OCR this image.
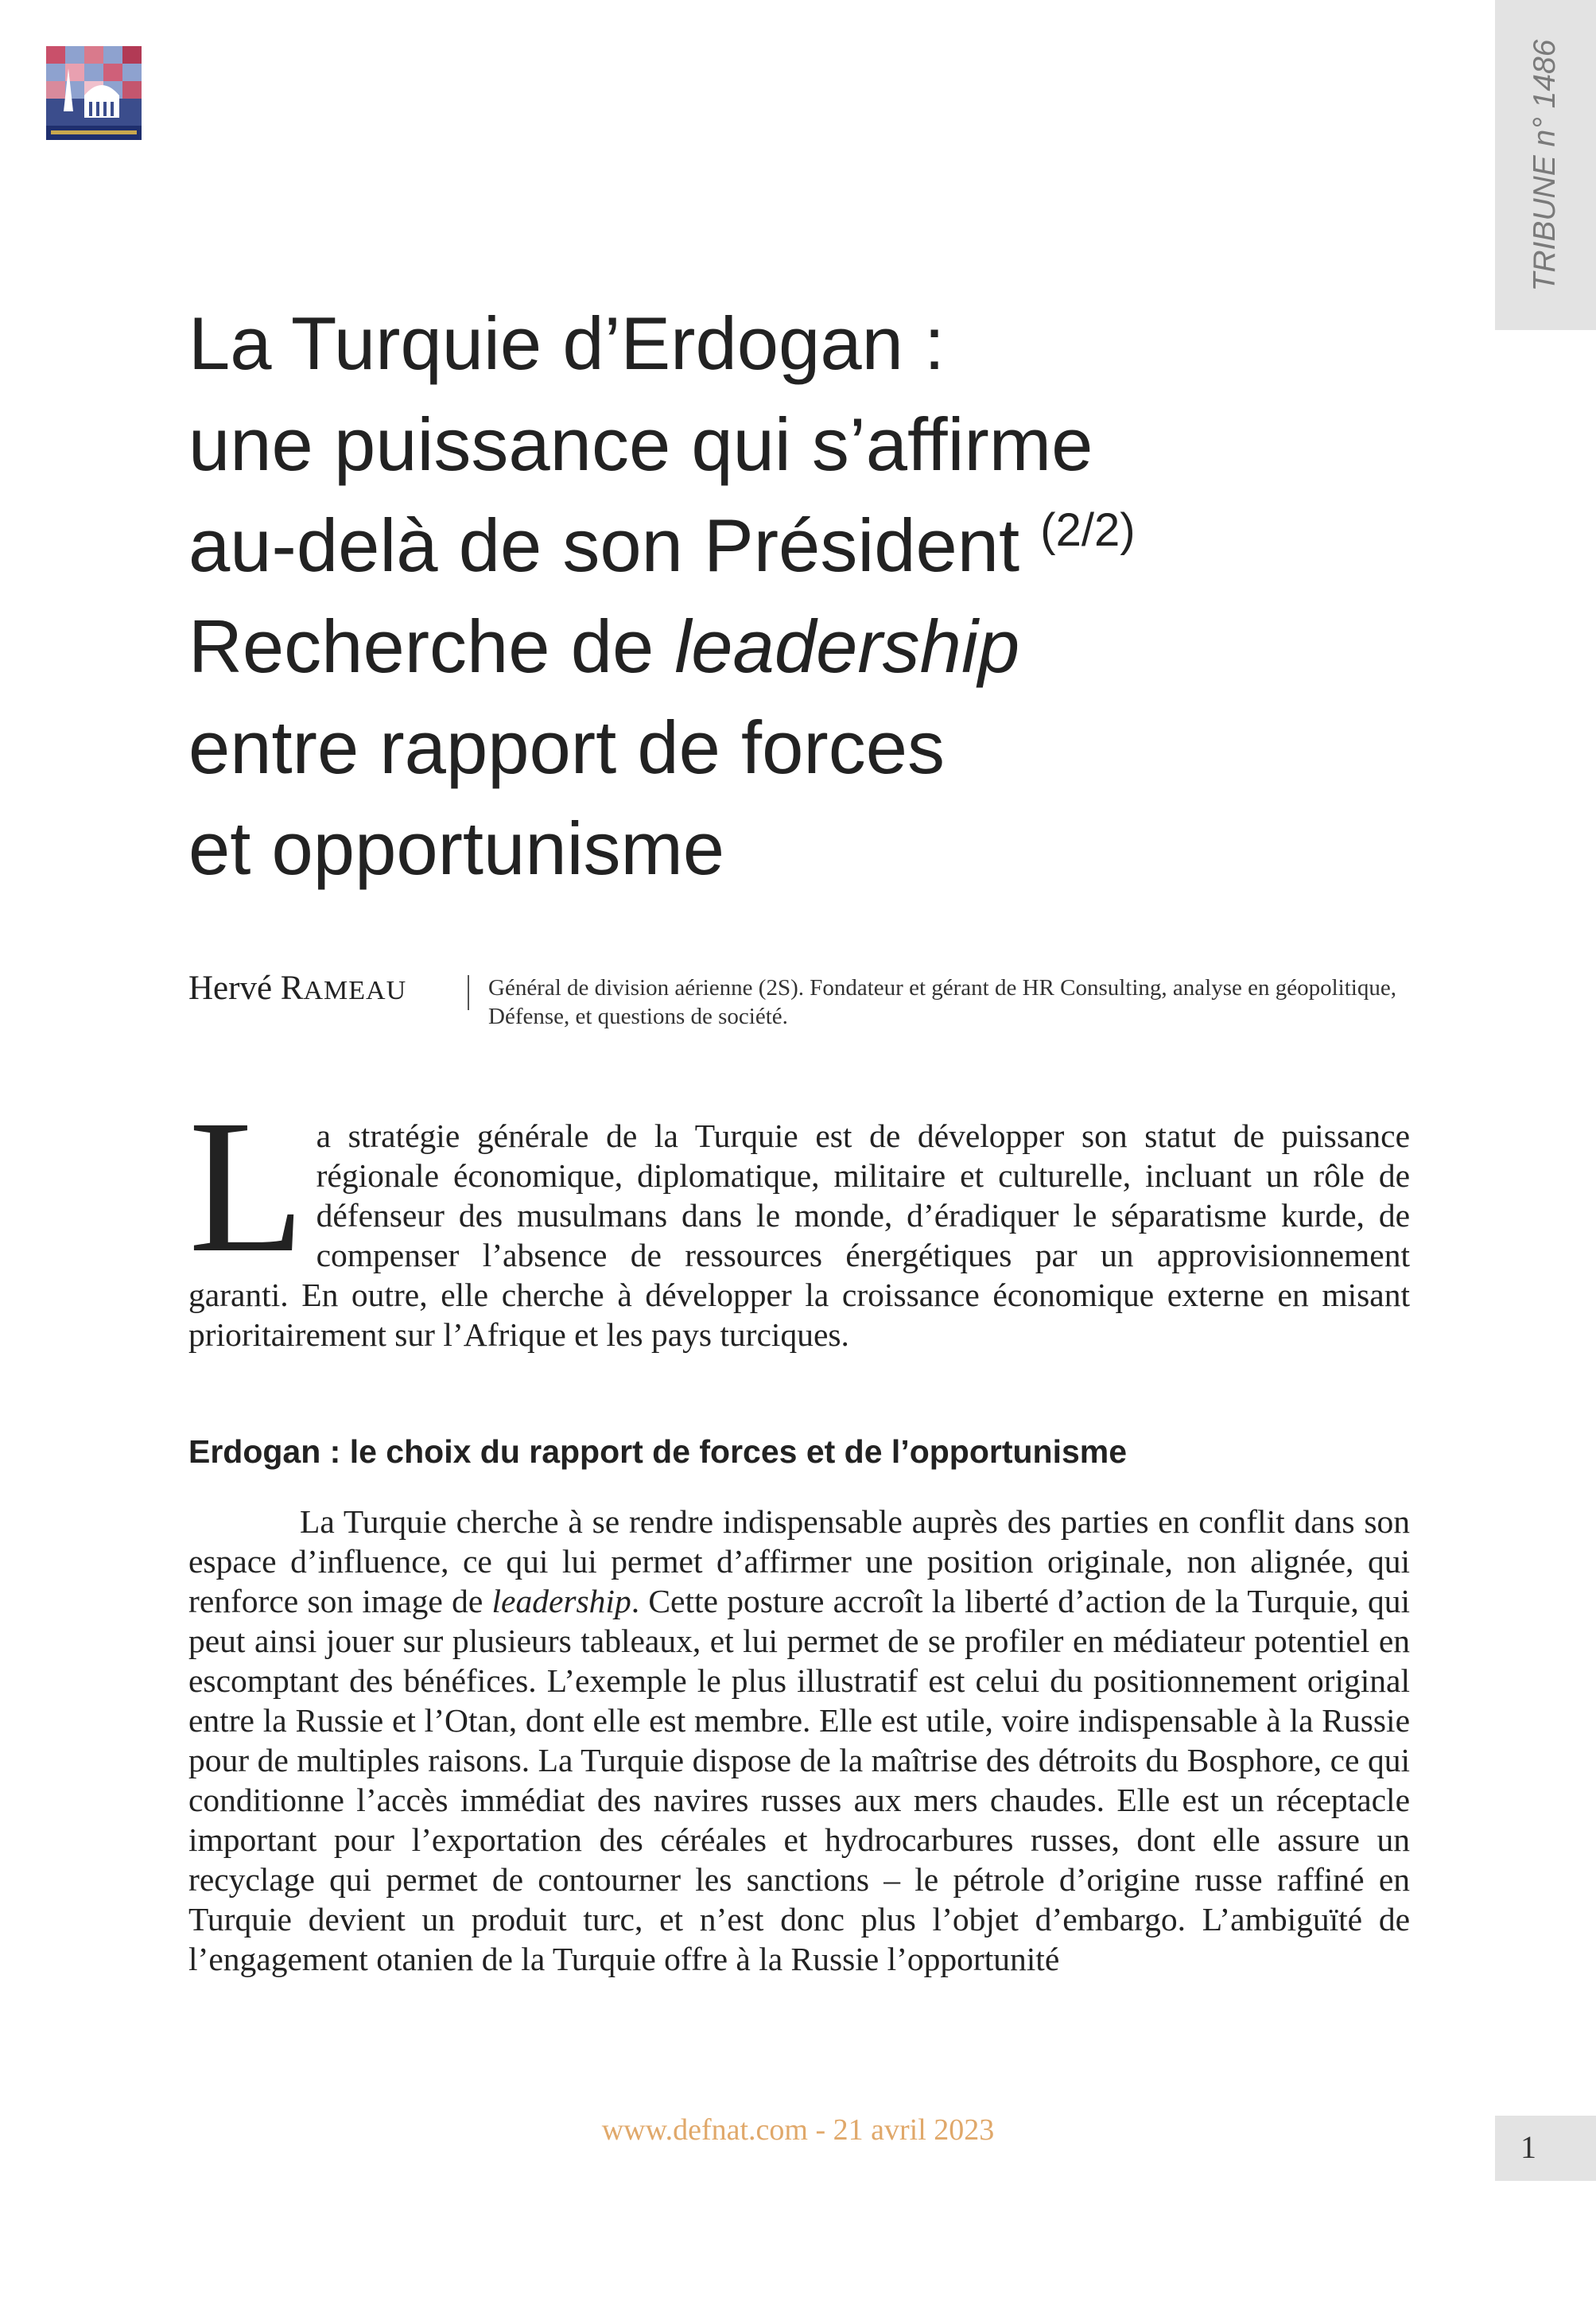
TRIBUNE n° 1486
La Turquie d’Erdogan :
une puissance qui s’affirme
au-delà de son Président $^{(2/2)}$
Recherche de leadership
entre rapport de forces
et opportunisme
Hervé RAMEAU	Général de division aérienne (2S). Fondateur et gérant de HR Consulting, analyse en géopolitique, Défense, et questions de société.

La stratégie générale de la Turquie est de développer son statut de puissance régionale économique, diplomatique, militaire et culturelle, incluant un rôle de défenseur des musulmans dans le monde, d’éradiquer le séparatisme kurde, de compenser l’absence de ressources énergétiques par un approvisionnement garanti. En outre, elle cherche à développer la croissance économique externe en misant prioritairement sur l’Afrique et les pays turciques.

Erdogan : le choix du rapport de forces et de l’opportunisme

La Turquie cherche à se rendre indispensable auprès des parties en conflit dans son espace d’influence, ce qui lui permet d’affirmer une position originale, non alignée, qui renforce son image de leadership. Cette posture accroît la liberté d’action de la Turquie, qui peut ainsi jouer sur plusieurs tableaux, et lui permet de se profiler en médiateur potentiel en escomptant des bénéfices. L’exemple le plus illustratif est celui du positionnement original entre la Russie et l’Otan, dont elle est membre. Elle est utile, voire indispensable à la Russie pour de multiples raisons. La Turquie dispose de la maîtrise des détroits du Bosphore, ce qui conditionne l’accès immédiat des navires russes aux mers chaudes. Elle est un réceptacle important pour l’exportation des céréales et hydrocarbures russes, dont elle assure un recyclage qui permet de contourner les sanctions – le pétrole d’origine russe raffiné en Turquie devient un produit turc, et n’est donc plus l’objet d’embargo. L’ambiguïté de l’engagement otanien de la Turquie offre à la Russie l’opportunité

www.defnat.com - 21 avril 2023	1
+---+
● Short exercise: From the listing, copy each line containing the word "puissance".

● Answer to this task:
une puissance qui s’affirme
La stratégie générale de la Turquie est de développer son statut de puissance régionale économique, diplomatique, militaire et culturelle, incluant un rôle de défenseur des musulmans dans le monde, d’éradiquer le séparatisme kurde, de compenser l’absence de ressources énergétiques par un approvisionnement garanti. En outre, elle cherche à développer la croissance économique externe en misant prioritairement sur l’Afrique et les pays turciques.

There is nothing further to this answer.